**DATA RECORDS:**
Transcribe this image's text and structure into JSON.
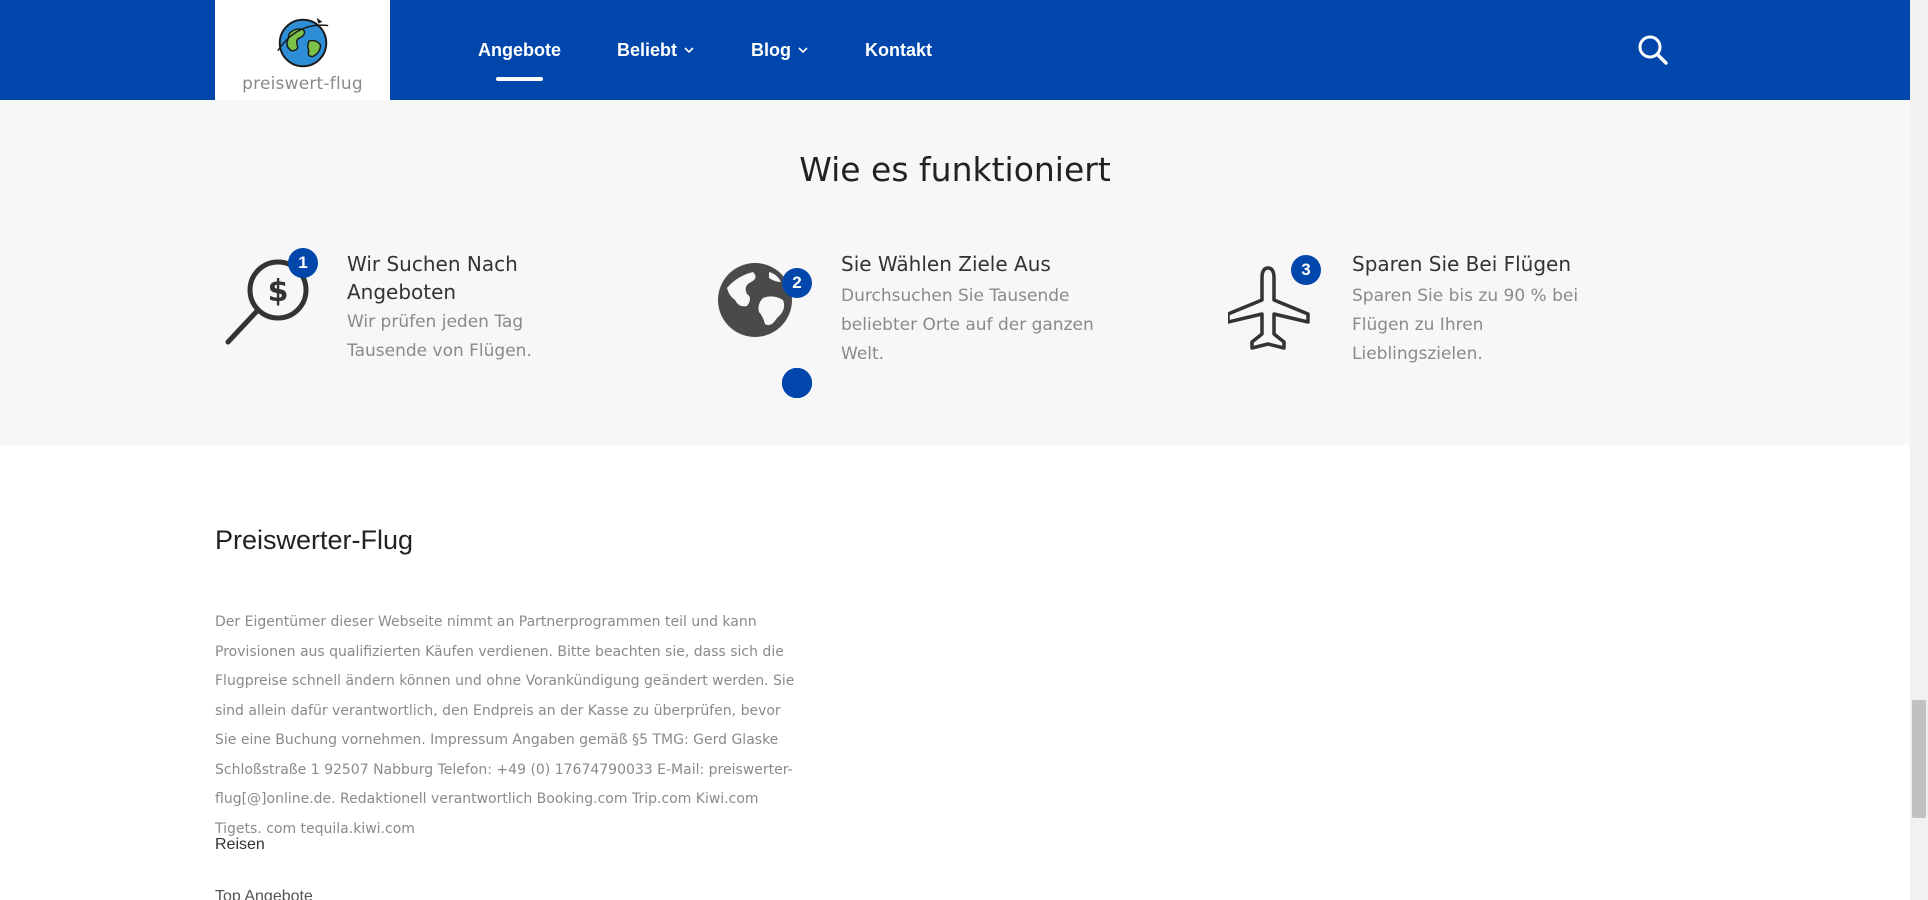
{
  "header": {
    "logo_text": "preiswert-flug",
    "nav": [
      {
        "label": "Angebote",
        "active": true,
        "dropdown": false
      },
      {
        "label": "Beliebt",
        "active": false,
        "dropdown": true
      },
      {
        "label": "Blog",
        "active": false,
        "dropdown": true
      },
      {
        "label": "Kontakt",
        "active": false,
        "dropdown": false
      }
    ],
    "search_icon": "search-icon",
    "brand_color": "#0046ab"
  },
  "how_it_works": {
    "title": "Wie es funktioniert",
    "steps": [
      {
        "number": "1",
        "icon": "search-dollar-icon",
        "title": "Wir Suchen Nach Angeboten",
        "description": "Wir prüfen jeden Tag Tausende von Flügen."
      },
      {
        "number": "2",
        "icon": "globe-icon",
        "title": "Sie Wählen Ziele Aus",
        "description": "Durchsuchen Sie Tausende beliebter Orte auf der ganzen Welt."
      },
      {
        "number": "3",
        "icon": "airplane-icon",
        "title": "Sparen Sie Bei Flügen",
        "description": "Sparen Sie bis zu 90 % bei Flügen zu Ihren Lieblingszielen."
      }
    ]
  },
  "footer": {
    "title": "Preiswerter-Flug",
    "body": "Der Eigentümer dieser Webseite nimmt an Partnerprogrammen teil und kann Provisionen aus qualifizierten Käufen verdienen. Bitte beachten sie, dass sich die Flugpreise schnell ändern können und ohne Vorankündigung geändert werden. Sie sind allein dafür verantwortlich, den Endpreis an der Kasse zu überprüfen, bevor Sie eine Buchung vornehmen. Impressum Angaben gemäß §5 TMG: Gerd Glaske Schloßstraße 1 92507 Nabburg Telefon: +49 (0) 17674790033 E-Mail: preiswerter-flug[@]online.de. Redaktionell verantwortlich Booking.com Trip.com Kiwi.com Tigets. com tequila.kiwi.com",
    "reisen_label": "Reisen",
    "top_label": "Top Angebote"
  }
}
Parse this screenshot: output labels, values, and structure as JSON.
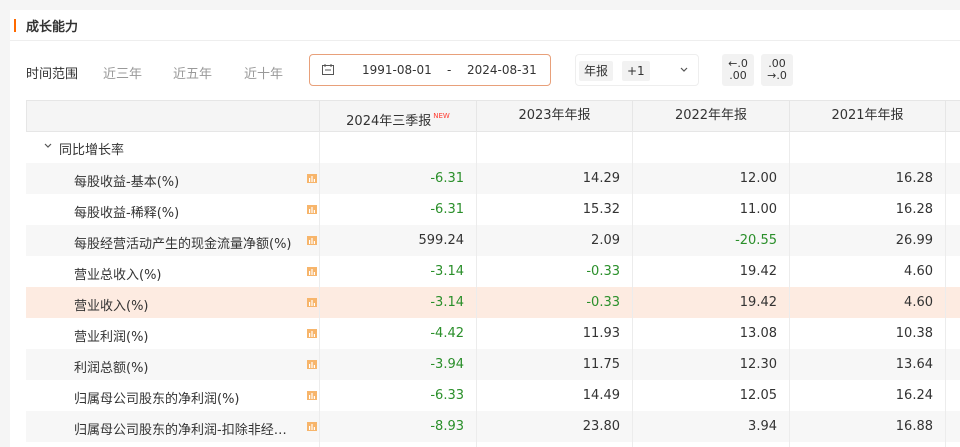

**TASK DESCRIPTION:**
Copy out each line of the material that holds the word "structure".

**EXPECTED ANSWER:**
Transcribe this image's text and structure into JSON.
Parse this screenshot: output labels, values, and structure as JSON.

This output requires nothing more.